Saved data entries
*-*-*

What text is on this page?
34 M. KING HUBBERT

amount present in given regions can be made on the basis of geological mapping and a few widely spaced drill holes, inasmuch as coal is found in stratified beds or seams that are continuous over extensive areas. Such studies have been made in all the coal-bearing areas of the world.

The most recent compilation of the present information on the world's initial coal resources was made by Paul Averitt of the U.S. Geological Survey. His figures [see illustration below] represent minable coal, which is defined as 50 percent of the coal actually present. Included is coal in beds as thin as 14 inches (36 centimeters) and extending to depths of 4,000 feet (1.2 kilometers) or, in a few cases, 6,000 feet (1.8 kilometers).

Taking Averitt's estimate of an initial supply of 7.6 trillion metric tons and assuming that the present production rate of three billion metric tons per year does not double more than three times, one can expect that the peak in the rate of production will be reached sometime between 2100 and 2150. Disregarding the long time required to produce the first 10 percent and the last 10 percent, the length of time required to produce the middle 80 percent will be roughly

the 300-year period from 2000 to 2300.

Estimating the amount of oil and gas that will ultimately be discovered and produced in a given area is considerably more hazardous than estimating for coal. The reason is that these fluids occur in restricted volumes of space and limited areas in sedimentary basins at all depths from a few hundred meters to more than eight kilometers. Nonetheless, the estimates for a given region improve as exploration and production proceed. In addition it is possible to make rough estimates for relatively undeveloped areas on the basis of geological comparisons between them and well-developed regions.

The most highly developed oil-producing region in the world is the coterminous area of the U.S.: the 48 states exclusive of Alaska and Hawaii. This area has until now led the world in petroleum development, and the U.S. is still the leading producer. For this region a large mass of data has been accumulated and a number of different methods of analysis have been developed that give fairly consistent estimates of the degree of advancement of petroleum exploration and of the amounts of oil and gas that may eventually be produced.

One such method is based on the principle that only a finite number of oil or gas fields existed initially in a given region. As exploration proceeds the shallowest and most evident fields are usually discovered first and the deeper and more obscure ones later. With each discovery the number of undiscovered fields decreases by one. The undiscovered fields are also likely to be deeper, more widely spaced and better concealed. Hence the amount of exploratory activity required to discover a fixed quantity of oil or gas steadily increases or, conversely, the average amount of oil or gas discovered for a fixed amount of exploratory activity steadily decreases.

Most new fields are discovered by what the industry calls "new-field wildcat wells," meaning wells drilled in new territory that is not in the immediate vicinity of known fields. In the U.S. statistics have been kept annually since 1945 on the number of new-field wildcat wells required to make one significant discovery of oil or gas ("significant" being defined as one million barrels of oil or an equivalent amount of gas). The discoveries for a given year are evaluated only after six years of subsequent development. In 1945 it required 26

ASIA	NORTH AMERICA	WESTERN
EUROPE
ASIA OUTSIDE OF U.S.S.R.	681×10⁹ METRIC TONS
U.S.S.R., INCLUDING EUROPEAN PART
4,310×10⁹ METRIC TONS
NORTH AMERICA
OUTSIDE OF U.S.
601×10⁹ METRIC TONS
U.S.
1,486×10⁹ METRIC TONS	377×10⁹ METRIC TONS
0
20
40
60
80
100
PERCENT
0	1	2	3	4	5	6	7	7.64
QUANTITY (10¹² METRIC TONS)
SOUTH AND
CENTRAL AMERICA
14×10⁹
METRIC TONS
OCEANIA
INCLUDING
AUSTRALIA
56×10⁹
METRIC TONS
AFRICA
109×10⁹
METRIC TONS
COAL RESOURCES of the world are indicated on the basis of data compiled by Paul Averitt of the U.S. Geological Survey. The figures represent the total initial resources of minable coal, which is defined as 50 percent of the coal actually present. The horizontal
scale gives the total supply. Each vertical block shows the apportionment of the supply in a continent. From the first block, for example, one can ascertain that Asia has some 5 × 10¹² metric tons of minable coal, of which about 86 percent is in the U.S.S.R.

*-*-*

_Task to complete_: Check the data for the word "between" and pull out the lines that have it.

_Written response_:
Taking Averitt's estimate of an initial supply of 7.6 trillion metric tons and assuming that the present production rate of three billion metric tons per year does not double more than three times, one can expect that the peak in the rate of production will be reached sometime between 2100 and 2150. Disregarding the long time required to produce the first 10 percent and the last 10 percent, the length of time required to produce the middle 80 percent will be roughly
Estimating the amount of oil and gas that will ultimately be discovered and produced in a given area is considerably more hazardous than estimating for coal. The reason is that these fluids occur in restricted volumes of space and limited areas in sedimentary basins at all depths from a few hundred meters to more than eight kilometers. Nonetheless, the estimates for a given region improve as exploration and production proceed. In addition it is possible to make rough estimates for relatively undeveloped areas on the basis of geological comparisons between them and well-developed regions.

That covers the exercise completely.